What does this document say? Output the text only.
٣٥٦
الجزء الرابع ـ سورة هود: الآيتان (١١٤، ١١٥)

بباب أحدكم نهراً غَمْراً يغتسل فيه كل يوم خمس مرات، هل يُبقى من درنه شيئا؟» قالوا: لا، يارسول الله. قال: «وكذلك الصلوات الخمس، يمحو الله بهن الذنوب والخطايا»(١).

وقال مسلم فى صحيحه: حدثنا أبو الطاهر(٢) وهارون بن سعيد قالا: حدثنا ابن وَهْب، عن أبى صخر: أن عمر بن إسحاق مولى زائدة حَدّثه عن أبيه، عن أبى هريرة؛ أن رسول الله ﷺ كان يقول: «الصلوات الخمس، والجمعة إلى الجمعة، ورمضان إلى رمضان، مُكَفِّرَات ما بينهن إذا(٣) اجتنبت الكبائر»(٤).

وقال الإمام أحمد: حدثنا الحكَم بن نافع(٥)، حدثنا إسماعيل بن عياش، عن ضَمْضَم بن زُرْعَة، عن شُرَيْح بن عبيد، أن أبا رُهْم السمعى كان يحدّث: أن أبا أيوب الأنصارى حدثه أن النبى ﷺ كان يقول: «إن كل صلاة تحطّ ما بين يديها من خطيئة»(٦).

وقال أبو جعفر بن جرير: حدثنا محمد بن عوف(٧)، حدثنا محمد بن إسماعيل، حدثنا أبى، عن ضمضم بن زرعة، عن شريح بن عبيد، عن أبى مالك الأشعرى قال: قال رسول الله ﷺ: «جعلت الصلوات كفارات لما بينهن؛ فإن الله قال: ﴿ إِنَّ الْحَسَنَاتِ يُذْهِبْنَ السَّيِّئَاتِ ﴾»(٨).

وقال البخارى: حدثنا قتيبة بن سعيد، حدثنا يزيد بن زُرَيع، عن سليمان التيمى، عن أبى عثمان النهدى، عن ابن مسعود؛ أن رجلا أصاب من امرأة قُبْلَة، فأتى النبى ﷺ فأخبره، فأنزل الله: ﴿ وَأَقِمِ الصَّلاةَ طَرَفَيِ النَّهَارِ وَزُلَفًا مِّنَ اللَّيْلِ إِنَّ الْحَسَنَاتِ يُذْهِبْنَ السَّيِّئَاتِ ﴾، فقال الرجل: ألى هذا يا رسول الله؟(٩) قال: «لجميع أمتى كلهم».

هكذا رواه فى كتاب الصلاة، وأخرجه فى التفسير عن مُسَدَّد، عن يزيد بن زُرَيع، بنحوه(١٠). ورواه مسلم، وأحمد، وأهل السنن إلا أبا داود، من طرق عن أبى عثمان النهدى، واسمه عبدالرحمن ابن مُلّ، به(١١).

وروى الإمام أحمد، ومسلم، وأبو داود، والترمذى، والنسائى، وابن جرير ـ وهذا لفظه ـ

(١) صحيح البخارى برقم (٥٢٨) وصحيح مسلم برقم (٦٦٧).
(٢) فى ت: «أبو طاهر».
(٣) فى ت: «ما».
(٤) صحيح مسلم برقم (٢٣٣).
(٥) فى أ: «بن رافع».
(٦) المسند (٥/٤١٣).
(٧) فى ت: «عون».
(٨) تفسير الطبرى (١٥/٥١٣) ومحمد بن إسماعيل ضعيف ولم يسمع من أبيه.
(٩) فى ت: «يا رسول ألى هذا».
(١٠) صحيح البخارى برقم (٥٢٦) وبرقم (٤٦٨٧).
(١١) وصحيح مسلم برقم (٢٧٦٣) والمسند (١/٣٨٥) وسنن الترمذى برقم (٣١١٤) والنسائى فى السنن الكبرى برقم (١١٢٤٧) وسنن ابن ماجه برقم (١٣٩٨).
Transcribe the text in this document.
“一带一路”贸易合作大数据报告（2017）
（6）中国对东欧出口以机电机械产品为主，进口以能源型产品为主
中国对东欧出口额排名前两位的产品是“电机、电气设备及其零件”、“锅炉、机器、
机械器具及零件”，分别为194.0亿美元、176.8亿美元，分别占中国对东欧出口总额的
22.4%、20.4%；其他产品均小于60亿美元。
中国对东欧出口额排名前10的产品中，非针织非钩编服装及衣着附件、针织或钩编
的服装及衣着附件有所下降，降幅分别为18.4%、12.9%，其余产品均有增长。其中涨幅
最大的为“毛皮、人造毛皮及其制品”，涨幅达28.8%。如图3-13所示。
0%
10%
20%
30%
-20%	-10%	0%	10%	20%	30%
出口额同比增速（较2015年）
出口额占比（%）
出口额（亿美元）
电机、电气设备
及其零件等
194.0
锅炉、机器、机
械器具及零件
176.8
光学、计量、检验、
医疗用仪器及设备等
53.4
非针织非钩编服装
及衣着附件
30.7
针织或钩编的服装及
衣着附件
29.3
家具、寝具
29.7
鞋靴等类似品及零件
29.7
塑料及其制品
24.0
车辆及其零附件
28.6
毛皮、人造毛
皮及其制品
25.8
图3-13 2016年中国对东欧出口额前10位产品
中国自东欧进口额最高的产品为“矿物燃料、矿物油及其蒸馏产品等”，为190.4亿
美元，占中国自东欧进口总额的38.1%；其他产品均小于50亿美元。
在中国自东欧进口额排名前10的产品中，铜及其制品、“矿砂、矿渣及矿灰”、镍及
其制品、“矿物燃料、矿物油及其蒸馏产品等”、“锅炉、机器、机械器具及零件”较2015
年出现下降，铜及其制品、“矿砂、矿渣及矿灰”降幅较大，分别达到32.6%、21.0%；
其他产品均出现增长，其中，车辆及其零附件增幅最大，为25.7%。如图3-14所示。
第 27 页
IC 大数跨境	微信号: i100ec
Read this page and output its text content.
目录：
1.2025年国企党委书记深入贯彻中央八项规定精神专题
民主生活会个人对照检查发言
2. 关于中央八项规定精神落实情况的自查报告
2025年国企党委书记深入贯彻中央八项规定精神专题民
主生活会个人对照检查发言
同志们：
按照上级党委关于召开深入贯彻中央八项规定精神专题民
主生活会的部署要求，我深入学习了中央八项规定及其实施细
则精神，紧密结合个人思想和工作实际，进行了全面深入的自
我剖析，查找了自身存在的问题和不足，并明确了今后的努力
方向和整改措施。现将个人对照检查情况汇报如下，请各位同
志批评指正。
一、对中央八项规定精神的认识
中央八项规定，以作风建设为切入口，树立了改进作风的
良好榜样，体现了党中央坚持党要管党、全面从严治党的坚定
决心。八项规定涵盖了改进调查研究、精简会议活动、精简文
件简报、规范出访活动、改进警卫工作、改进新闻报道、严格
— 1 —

→ **What you will do**:
All records above must be set down exactly, please.

→ **Result**:
What does this document say? Output the text only.
٣٥٦
الجزء الرابع ـ سورة هود: الآيتان (١١٤، ١١٥)

بباب أحدكم نهراً غَمْراً يغتسل فيه كل يوم خمس مرات، هل يُبقى من درنه شيئا؟» قالوا: لا، يارسول الله. قال: «وكذلك الصلوات الخمس، يمحو الله بهن الذنوب والخطايا»(١).

وقال مسلم فى صحيحه: حدثنا أبو الطاهر(٢) وهارون بن سعيد قالا: حدثنا ابن وَهْب، عن أبى صخر: أن عمر بن إسحاق مولى زائدة حَدّثه عن أبيه، عن أبى هريرة؛ أن رسول الله ﷺ كان يقول: «الصلوات الخمس، والجمعة إلى الجمعة، ورمضان إلى رمضان، مُكَفِّرَات ما بينهن إذا(٣) اجتنبت الكبائر»(٤).

وقال الإمام أحمد: حدثنا الحكَم بن نافع(٥)، حدثنا إسماعيل بن عياش، عن ضَمْضَم بن زُرْعَة، عن شُرَيْح بن عبيد، أن أبا رُهْم السمعى كان يحدّث: أن أبا أيوب الأنصارى حدثه أن النبى ﷺ كان يقول: «إن كل صلاة تحطّ ما بين يديها من خطيئة»(٦).

وقال أبو جعفر بن جرير: حدثنا محمد بن عوف(٧)، حدثنا محمد بن إسماعيل، حدثنا أبى، عن ضمضم بن زرعة، عن شريح بن عبيد، عن أبى مالك الأشعرى قال: قال رسول الله ﷺ: «جعلت الصلوات كفارات لما بينهن؛ فإن الله قال: ﴿ إِنَّ الْحَسَنَاتِ يُذْهِبْنَ السَّيِّئَاتِ ﴾»(٨).

وقال البخارى: حدثنا قتيبة بن سعيد، حدثنا يزيد بن زُرَيع، عن سليمان التيمى، عن أبى عثمان النهدى، عن ابن مسعود؛ أن رجلا أصاب من امرأة قُبْلَة، فأتى النبى ﷺ فأخبره، فأنزل الله: ﴿ وَأَقِمِ الصَّلاةَ طَرَفَيِ النَّهَارِ وَزُلَفًا مِّنَ اللَّيْلِ إِنَّ الْحَسَنَاتِ يُذْهِبْنَ السَّيِّئَاتِ ﴾، فقال الرجل: ألى هذا يا رسول الله؟(٩) قال: «لجميع أمتى كلهم».

هكذا رواه فى كتاب الصلاة، وأخرجه فى التفسير عن مُسَدَّد، عن يزيد بن زُرَيع، بنحوه(١٠). ورواه مسلم، وأحمد، وأهل السنن إلا أبا داود، من طرق عن أبى عثمان النهدى، واسمه عبدالرحمن ابن مُلّ، به(١١).

وروى الإمام أحمد، ومسلم، وأبو داود، والترمذى، والنسائى، وابن جرير ـ وهذا لفظه ـ

(١) صحيح البخارى برقم (٥٢٨) وصحيح مسلم برقم (٦٦٧).
(٢) فى ت: «أبو طاهر».
(٣) فى ت: «ما».
(٤) صحيح مسلم برقم (٢٣٣).
(٥) فى أ: «بن رافع».
(٦) المسند (٥/٤١٣).
(٧) فى ت: «عون».
(٨) تفسير الطبرى (١٥/٥١٣) ومحمد بن إسماعيل ضعيف ولم يسمع من أبيه.
(٩) فى ت: «يا رسول ألى هذا».
(١٠) صحيح البخارى برقم (٥٢٦) وبرقم (٤٦٨٧).
(١١) وصحيح مسلم برقم (٢٧٦٣) والمسند (١/٣٨٥) وسنن الترمذى برقم (٣١١٤) والنسائى فى السنن الكبرى برقم (١١٢٤٧) وسنن ابن ماجه برقم (١٣٩٨).
Transcribe the text in this document.
“一带一路”贸易合作大数据报告（2017）
（6）中国对东欧出口以机电机械产品为主，进口以能源型产品为主
中国对东欧出口额排名前两位的产品是“电机、电气设备及其零件”、“锅炉、机器、
机械器具及零件”，分别为194.0亿美元、176.8亿美元，分别占中国对东欧出口总额的
22.4%、20.4%；其他产品均小于60亿美元。
中国对东欧出口额排名前10的产品中，非针织非钩编服装及衣着附件、针织或钩编
的服装及衣着附件有所下降，降幅分别为18.4%、12.9%，其余产品均有增长。其中涨幅
最大的为“毛皮、人造毛皮及其制品”，涨幅达28.8%。如图3-13所示。
0%
10%
20%
30%
-20%	-10%	0%	10%	20%	30%
出口额同比增速（较2015年）
出口额占比（%）
出口额（亿美元）
电机、电气设备
及其零件等
194.0
锅炉、机器、机
械器具及零件
176.8
光学、计量、检验、
医疗用仪器及设备等
53.4
非针织非钩编服装
及衣着附件
30.7
针织或钩编的服装及
衣着附件
29.3
家具、寝具
29.7
鞋靴等类似品及零件
29.7
塑料及其制品
24.0
车辆及其零附件
28.6
毛皮、人造毛
皮及其制品
25.8
图3-13 2016年中国对东欧出口额前10位产品
中国自东欧进口额最高的产品为“矿物燃料、矿物油及其蒸馏产品等”，为190.4亿
美元，占中国自东欧进口总额的38.1%；其他产品均小于50亿美元。
在中国自东欧进口额排名前10的产品中，铜及其制品、“矿砂、矿渣及矿灰”、镍及
其制品、“矿物燃料、矿物油及其蒸馏产品等”、“锅炉、机器、机械器具及零件”较2015
年出现下降，铜及其制品、“矿砂、矿渣及矿灰”降幅较大，分别达到32.6%、21.0%；
其他产品均出现增长，其中，车辆及其零附件增幅最大，为25.7%。如图3-14所示。
第 27 页
IC 大数跨境	微信号: i100ec
Read this page and output its text content.
目录：
1.2025年国企党委书记深入贯彻中央八项规定精神专题
民主生活会个人对照检查发言
2. 关于中央八项规定精神落实情况的自查报告
2025年国企党委书记深入贯彻中央八项规定精神专题民
主生活会个人对照检查发言
同志们：
按照上级党委关于召开深入贯彻中央八项规定精神专题民
主生活会的部署要求，我深入学习了中央八项规定及其实施细
则精神，紧密结合个人思想和工作实际，进行了全面深入的自
我剖析，查找了自身存在的问题和不足，并明确了今后的努力
方向和整改措施。现将个人对照检查情况汇报如下，请各位同
志批评指正。
一、对中央八项规定精神的认识
中央八项规定，以作风建设为切入口，树立了改进作风的
良好榜样，体现了党中央坚持党要管党、全面从严治党的坚定
决心。八项规定涵盖了改进调查研究、精简会议活动、精简文
件简报、规范出访活动、改进警卫工作、改进新闻报道、严格
— 1 —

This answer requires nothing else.